Records excerpted from a collection:
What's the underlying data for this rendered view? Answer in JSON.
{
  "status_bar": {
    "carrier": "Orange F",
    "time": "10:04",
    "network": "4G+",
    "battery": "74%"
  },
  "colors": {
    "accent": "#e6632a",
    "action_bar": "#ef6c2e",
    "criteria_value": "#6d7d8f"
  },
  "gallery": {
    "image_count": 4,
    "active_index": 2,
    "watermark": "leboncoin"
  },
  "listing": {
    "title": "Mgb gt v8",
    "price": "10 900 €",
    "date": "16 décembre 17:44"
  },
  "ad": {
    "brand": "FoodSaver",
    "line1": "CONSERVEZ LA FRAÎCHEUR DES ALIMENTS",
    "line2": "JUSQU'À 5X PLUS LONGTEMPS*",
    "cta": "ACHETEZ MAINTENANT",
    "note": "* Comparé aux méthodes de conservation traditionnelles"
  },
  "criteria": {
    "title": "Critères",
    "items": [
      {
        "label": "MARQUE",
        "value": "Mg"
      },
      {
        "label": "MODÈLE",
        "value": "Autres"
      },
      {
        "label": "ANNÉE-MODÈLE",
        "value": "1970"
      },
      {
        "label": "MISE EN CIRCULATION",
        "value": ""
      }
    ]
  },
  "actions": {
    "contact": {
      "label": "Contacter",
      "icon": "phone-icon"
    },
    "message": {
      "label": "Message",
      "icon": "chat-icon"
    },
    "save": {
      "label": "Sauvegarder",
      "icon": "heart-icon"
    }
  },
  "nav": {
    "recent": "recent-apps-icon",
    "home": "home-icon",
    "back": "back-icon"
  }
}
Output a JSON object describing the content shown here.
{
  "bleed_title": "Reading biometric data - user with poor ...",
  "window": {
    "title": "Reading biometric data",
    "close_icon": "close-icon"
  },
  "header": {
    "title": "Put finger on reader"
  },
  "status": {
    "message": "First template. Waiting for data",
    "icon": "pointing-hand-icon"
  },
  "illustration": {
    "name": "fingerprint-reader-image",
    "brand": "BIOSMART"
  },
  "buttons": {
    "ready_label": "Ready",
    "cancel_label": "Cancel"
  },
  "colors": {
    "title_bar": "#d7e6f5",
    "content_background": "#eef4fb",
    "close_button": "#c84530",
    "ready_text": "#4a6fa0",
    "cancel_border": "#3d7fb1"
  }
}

SHORT EXERCISE ->
Consider the entries above and return each line with the string "JSON".

WRITTEN ANSWER ->
What's the underlying data for this rendered view? Answer in JSON.
Output a JSON object describing the content shown here.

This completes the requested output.